**What you are asked to do:**
Filter the data for lines with the word "source", then copy every line so identified.

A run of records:
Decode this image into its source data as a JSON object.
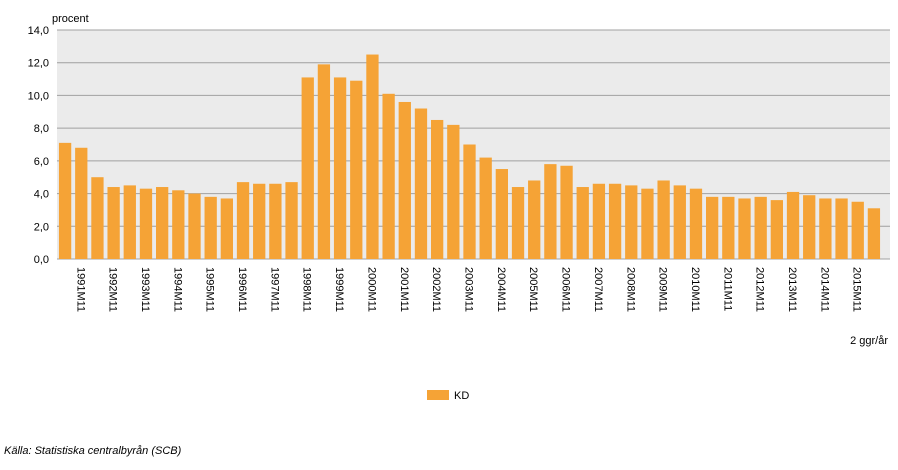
{
  "chart_data": {
    "type": "bar",
    "y_label": "procent",
    "x_note": "2 ggr/år",
    "source": "Källa: Statistiska centralbyrån (SCB)",
    "categories": [
      null,
      "1991M11",
      null,
      "1992M11",
      null,
      "1993M11",
      null,
      "1994M11",
      null,
      "1995M11",
      null,
      "1996M11",
      null,
      "1997M11",
      null,
      "1998M11",
      null,
      "1999M11",
      null,
      "2000M11",
      null,
      "2001M11",
      null,
      "2002M11",
      null,
      "2003M11",
      null,
      "2004M11",
      null,
      "2005M11",
      null,
      "2006M11",
      null,
      "2007M11",
      null,
      "2008M11",
      null,
      "2009M11",
      null,
      "2010M11",
      null,
      "2011M11",
      null,
      "2012M11",
      null,
      "2013M11",
      null,
      "2014M11",
      null,
      "2015M11",
      null
    ],
    "series": [
      {
        "name": "KD",
        "color": "#f5a336",
        "values": [
          7.1,
          6.8,
          5.0,
          4.4,
          4.5,
          4.3,
          4.4,
          4.2,
          4.0,
          3.8,
          3.7,
          4.7,
          4.6,
          4.6,
          4.7,
          11.1,
          11.9,
          11.1,
          10.9,
          12.5,
          10.1,
          9.6,
          9.2,
          8.5,
          8.2,
          7.0,
          6.2,
          5.5,
          4.4,
          4.8,
          5.8,
          5.7,
          4.4,
          4.6,
          4.6,
          4.5,
          4.3,
          4.8,
          4.5,
          4.3,
          3.8,
          3.8,
          3.7,
          3.8,
          3.6,
          4.1,
          3.9,
          3.7,
          3.7,
          3.5,
          3.1
        ]
      }
    ],
    "ylim": [
      0,
      14
    ],
    "yticks": [
      {
        "value": 0,
        "label": "0,0"
      },
      {
        "value": 2,
        "label": "2,0"
      },
      {
        "value": 4,
        "label": "4,0"
      },
      {
        "value": 6,
        "label": "6,0"
      },
      {
        "value": 8,
        "label": "8,0"
      },
      {
        "value": 10,
        "label": "10,0"
      },
      {
        "value": 12,
        "label": "12,0"
      },
      {
        "value": 14,
        "label": "14,0"
      }
    ],
    "grid": true
  }
}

**Complete answer:**
Decode this image into its source data as a JSON object.
    "source": "Källa: Statistiska centralbyrån (SCB)",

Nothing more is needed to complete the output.